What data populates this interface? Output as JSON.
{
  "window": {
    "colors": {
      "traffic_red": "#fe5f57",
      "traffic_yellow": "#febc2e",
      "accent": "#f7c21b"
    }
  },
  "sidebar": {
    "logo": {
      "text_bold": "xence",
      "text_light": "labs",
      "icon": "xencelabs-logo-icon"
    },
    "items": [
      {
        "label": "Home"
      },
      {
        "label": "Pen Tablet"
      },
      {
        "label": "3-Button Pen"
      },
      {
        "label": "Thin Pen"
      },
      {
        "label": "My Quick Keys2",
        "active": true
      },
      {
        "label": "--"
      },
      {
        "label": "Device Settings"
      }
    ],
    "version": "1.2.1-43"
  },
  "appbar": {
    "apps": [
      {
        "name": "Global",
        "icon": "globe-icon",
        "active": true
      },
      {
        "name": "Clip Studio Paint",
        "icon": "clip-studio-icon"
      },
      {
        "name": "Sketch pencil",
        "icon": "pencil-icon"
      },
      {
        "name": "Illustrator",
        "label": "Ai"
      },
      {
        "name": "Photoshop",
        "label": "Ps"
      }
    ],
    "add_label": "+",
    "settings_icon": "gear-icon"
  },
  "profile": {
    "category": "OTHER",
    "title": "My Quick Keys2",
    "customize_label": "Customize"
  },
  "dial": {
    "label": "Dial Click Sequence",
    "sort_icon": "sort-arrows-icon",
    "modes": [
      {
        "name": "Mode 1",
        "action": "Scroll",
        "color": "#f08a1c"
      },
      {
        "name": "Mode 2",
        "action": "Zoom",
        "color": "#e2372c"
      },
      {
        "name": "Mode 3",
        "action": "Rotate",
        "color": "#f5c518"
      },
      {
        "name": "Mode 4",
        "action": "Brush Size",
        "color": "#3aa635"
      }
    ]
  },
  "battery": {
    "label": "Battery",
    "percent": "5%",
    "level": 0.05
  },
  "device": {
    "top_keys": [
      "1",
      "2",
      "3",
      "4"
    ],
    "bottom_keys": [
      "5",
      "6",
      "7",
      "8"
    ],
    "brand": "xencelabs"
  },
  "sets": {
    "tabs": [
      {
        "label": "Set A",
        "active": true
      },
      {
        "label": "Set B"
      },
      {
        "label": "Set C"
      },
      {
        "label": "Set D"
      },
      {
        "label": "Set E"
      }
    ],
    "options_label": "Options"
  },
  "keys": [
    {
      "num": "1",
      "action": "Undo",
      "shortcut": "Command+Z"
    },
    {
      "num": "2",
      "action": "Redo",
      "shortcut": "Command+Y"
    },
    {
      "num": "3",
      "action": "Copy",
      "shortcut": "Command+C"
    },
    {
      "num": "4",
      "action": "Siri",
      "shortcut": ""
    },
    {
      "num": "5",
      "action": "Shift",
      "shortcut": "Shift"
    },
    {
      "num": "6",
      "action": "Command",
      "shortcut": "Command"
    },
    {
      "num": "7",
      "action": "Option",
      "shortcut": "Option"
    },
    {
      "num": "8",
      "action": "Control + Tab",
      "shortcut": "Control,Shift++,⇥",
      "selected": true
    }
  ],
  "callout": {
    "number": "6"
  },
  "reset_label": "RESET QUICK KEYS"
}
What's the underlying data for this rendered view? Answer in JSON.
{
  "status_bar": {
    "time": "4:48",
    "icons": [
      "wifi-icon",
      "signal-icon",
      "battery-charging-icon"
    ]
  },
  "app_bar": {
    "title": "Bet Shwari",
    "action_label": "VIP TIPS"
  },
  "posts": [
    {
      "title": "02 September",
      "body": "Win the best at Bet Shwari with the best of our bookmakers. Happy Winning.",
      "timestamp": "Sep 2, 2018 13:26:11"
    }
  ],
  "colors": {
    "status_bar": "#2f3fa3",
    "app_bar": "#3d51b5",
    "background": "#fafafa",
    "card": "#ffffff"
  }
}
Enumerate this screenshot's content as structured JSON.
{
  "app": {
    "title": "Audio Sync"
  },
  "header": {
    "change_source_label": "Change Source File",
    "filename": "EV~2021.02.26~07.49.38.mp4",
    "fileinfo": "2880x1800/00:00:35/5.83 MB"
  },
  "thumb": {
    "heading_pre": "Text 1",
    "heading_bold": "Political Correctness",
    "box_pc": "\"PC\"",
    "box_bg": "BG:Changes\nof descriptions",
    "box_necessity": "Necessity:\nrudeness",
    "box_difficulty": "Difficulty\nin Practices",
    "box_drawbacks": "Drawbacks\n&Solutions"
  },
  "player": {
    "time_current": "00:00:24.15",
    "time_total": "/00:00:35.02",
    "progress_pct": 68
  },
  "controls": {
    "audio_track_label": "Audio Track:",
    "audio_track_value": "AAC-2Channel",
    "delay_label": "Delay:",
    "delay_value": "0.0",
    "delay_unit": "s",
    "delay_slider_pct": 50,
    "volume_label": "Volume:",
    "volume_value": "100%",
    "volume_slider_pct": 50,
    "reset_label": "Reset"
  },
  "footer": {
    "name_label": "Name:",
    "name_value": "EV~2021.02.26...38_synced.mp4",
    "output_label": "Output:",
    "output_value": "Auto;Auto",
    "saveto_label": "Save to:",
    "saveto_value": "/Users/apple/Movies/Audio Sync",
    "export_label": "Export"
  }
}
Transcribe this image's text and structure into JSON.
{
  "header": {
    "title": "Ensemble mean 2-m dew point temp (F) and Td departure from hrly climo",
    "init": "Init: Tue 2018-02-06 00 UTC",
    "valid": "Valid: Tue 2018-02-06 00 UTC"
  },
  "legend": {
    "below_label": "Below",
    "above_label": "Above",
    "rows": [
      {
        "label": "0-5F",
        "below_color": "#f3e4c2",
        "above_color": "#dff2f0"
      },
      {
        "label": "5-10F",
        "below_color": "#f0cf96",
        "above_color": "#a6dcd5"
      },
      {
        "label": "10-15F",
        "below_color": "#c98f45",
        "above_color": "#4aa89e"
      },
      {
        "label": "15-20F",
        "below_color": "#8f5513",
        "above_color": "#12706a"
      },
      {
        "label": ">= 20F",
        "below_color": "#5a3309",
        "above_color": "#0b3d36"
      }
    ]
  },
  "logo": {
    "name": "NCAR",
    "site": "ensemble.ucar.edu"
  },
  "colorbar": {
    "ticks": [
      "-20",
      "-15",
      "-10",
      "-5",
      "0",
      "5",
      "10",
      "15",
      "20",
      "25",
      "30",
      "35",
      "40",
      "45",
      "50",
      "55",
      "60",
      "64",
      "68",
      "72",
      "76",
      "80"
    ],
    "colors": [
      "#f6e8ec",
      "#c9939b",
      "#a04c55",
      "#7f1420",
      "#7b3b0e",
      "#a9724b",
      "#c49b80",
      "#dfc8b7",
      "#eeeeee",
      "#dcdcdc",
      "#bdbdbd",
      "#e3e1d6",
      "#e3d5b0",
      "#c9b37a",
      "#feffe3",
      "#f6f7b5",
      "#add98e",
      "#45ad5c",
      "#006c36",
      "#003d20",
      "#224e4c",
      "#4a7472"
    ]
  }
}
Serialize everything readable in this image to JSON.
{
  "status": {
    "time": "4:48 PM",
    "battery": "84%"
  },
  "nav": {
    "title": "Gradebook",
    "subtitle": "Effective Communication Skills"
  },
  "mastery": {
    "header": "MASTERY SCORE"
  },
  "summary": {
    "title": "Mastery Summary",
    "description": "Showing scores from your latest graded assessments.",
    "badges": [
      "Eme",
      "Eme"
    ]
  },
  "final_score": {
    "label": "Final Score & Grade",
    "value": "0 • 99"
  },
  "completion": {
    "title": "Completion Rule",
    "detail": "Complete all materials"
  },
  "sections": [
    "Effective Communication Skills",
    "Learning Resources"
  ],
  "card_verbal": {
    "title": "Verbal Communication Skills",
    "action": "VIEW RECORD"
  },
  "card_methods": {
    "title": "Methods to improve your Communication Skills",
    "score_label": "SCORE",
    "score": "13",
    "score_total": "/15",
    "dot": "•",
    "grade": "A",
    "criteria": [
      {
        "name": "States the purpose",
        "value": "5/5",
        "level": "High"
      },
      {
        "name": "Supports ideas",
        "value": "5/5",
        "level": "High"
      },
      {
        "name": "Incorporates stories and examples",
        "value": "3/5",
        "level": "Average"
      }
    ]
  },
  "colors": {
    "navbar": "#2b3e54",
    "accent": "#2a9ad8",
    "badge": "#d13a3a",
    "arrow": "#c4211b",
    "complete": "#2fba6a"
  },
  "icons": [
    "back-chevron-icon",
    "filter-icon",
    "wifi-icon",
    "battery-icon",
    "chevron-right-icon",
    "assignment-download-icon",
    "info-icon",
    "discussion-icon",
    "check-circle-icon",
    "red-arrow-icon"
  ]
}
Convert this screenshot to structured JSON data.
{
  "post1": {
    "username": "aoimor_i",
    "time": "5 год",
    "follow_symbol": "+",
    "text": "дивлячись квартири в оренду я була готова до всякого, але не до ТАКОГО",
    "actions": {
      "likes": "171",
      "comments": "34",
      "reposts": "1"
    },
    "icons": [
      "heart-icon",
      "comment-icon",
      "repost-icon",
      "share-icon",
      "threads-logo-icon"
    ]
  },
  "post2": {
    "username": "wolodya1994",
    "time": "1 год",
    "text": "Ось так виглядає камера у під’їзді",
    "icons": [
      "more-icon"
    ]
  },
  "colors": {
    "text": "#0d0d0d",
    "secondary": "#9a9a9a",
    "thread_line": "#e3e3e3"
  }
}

------

Exercise directions: State how many lines of the records above contain "Skills", with no words besides the number.

Response to the exercise: 4